Stored dataset items
---*---
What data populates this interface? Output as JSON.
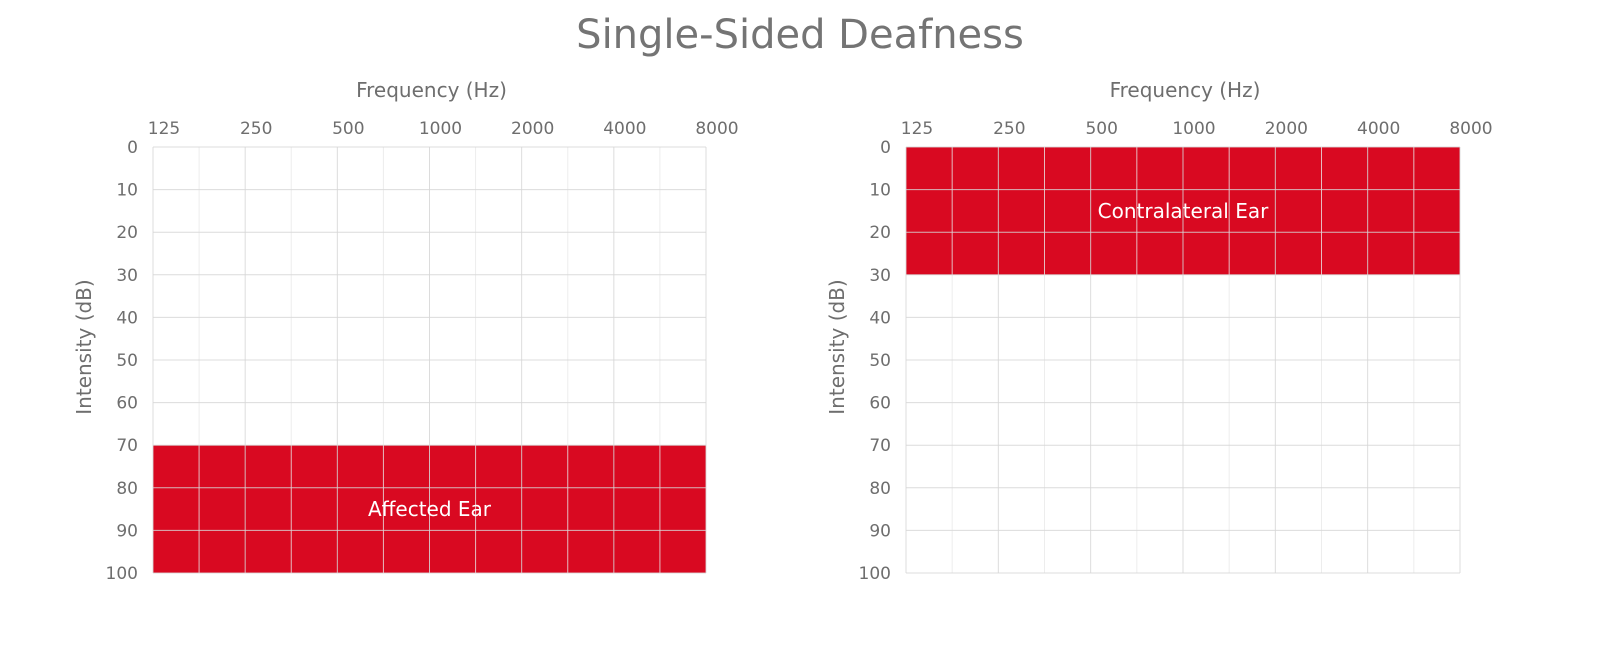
{
  "title": "Single-Sided Deafness",
  "chart_data": [
    {
      "type": "heatmap",
      "xlabel": "Frequency (Hz)",
      "ylabel": "Intensity (dB)",
      "x_ticks": [
        "125",
        "250",
        "500",
        "1000",
        "2000",
        "4000",
        "8000"
      ],
      "y_ticks": [
        "0",
        "10",
        "20",
        "30",
        "40",
        "50",
        "60",
        "70",
        "80",
        "90",
        "100"
      ],
      "ylim": [
        0,
        100
      ],
      "y_inverted": true,
      "grid": true,
      "region": {
        "label": "Affected Ear",
        "y_from": 70,
        "y_to": 100,
        "x_from": "125",
        "x_to": "8000",
        "color": "#d90921"
      }
    },
    {
      "type": "heatmap",
      "xlabel": "Frequency (Hz)",
      "ylabel": "Intensity (dB)",
      "x_ticks": [
        "125",
        "250",
        "500",
        "1000",
        "2000",
        "4000",
        "8000"
      ],
      "y_ticks": [
        "0",
        "10",
        "20",
        "30",
        "40",
        "50",
        "60",
        "70",
        "80",
        "90",
        "100"
      ],
      "ylim": [
        0,
        100
      ],
      "y_inverted": true,
      "grid": true,
      "region": {
        "label": "Contralateral Ear",
        "y_from": 0,
        "y_to": 30,
        "x_from": "125",
        "x_to": "8000",
        "color": "#d90921"
      }
    }
  ],
  "colors": {
    "grid": "#d6d6d6",
    "grid_minor": "#e8e8e8",
    "text": "#6e6e6e",
    "region": "#d90921",
    "region_text": "#ffffff"
  }
}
---*---
# WRITTEN REQUEST
Pictures in the records above are left out; print everything else exactly as written.

# SOLUTION
What data populates this interface? Output as JSON.
{
  "title": "Single-Sided Deafness",
  "chart_data": [
    {
      "type": "heatmap",
      "xlabel": "Frequency (Hz)",
      "ylabel": "Intensity (dB)",
      "x_ticks": [
        "125",
        "250",
        "500",
        "1000",
        "2000",
        "4000",
        "8000"
      ],
      "y_ticks": [
        "0",
        "10",
        "20",
        "30",
        "40",
        "50",
        "60",
        "70",
        "80",
        "90",
        "100"
      ],
      "ylim": [
        0,
        100
      ],
      "y_inverted": true,
      "grid": true,
      "region": {
        "label": "Affected Ear",
        "y_from": 70,
        "y_to": 100,
        "x_from": "125",
        "x_to": "8000",
        "color": "#d90921"
      }
    },
    {
      "type": "heatmap",
      "xlabel": "Frequency (Hz)",
      "ylabel": "Intensity (dB)",
      "x_ticks": [
        "125",
        "250",
        "500",
        "1000",
        "2000",
        "4000",
        "8000"
      ],
      "y_ticks": [
        "0",
        "10",
        "20",
        "30",
        "40",
        "50",
        "60",
        "70",
        "80",
        "90",
        "100"
      ],
      "ylim": [
        0,
        100
      ],
      "y_inverted": true,
      "grid": true,
      "region": {
        "label": "Contralateral Ear",
        "y_from": 0,
        "y_to": 30,
        "x_from": "125",
        "x_to": "8000",
        "color": "#d90921"
      }
    }
  ],
  "colors": {
    "grid": "#d6d6d6",
    "grid_minor": "#e8e8e8",
    "text": "#6e6e6e",
    "region": "#d90921",
    "region_text": "#ffffff"
  }
}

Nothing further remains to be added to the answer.